• _WHAT YOU SHOULD DO_
Search the listing below for "title". Copy each matching line.

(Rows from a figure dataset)
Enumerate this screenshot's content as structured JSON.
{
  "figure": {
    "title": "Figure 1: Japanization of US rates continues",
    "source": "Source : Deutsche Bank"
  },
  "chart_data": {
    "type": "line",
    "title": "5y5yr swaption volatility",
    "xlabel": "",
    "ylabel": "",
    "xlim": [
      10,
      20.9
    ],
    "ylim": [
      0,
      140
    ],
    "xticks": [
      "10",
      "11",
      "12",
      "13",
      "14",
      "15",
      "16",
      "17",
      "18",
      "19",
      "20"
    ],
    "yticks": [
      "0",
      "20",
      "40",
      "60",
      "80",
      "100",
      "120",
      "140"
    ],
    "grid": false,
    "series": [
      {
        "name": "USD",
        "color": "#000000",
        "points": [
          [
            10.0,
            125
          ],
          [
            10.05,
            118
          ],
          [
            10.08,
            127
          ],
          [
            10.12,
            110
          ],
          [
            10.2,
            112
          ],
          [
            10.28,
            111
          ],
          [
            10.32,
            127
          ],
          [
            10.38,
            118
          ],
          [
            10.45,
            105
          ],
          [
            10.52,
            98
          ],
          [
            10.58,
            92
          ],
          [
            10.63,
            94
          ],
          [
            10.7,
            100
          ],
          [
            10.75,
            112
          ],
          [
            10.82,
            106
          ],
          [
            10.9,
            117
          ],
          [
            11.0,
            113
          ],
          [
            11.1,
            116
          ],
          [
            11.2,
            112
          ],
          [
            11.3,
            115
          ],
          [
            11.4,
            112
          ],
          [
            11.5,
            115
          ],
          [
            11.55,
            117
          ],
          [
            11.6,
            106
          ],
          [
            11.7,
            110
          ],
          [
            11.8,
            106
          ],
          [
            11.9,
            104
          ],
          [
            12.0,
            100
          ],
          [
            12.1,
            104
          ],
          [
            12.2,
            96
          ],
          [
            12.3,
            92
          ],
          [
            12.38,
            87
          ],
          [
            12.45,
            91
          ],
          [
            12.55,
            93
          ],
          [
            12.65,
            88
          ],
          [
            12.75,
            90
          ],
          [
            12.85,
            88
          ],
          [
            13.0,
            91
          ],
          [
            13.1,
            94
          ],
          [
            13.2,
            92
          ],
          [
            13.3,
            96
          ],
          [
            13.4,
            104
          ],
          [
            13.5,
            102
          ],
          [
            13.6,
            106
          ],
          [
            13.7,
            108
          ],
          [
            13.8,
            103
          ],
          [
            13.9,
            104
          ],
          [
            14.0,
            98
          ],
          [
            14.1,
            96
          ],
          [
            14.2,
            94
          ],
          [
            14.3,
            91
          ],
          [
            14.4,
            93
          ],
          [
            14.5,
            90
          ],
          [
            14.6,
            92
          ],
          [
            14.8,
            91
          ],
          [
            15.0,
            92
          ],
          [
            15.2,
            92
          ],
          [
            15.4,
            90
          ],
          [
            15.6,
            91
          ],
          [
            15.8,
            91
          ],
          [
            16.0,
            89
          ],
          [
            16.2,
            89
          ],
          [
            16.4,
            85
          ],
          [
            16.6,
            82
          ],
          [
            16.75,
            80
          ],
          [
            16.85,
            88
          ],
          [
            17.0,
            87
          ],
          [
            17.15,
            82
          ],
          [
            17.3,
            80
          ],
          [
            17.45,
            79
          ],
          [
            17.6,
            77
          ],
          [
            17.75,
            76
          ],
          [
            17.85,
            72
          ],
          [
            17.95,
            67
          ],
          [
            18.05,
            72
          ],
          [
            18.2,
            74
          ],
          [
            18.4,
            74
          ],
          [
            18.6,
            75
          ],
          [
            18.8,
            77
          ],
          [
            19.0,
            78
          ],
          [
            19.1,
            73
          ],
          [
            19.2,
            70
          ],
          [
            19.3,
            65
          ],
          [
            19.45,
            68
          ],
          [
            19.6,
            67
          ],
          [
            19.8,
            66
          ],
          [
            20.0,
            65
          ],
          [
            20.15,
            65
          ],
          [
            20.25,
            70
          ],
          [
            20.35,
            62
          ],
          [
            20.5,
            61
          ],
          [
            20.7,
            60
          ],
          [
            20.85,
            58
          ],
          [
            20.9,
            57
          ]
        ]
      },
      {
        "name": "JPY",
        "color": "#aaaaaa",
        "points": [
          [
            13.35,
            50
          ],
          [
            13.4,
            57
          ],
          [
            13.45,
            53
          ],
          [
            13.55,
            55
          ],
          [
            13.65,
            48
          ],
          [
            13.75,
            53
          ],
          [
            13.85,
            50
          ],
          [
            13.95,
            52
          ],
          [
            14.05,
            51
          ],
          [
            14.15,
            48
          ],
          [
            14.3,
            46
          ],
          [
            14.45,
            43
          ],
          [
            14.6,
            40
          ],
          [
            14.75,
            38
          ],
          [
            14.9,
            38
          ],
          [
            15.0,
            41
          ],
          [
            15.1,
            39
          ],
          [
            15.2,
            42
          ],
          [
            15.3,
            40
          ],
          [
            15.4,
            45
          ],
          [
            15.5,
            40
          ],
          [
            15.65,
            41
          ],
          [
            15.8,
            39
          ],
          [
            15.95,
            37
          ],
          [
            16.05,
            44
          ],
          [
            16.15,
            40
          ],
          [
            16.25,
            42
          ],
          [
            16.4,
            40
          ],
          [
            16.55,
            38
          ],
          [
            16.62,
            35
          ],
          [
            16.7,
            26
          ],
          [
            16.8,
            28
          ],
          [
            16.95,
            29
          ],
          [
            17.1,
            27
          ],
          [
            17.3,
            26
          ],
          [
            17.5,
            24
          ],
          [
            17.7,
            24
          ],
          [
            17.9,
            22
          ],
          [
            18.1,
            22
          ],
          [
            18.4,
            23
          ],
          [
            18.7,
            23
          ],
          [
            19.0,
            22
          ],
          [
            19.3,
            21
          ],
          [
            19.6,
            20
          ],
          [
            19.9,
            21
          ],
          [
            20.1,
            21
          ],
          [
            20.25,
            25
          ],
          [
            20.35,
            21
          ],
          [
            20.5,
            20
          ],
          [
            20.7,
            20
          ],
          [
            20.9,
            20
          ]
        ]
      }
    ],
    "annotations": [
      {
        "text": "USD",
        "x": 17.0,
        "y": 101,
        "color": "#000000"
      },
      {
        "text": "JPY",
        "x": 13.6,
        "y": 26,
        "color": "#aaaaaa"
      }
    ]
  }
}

• _EXPECTED ANSWER_
    "title": "Figure 1: Japanization of US rates continues",
    "title": "5y5yr swaption volatility",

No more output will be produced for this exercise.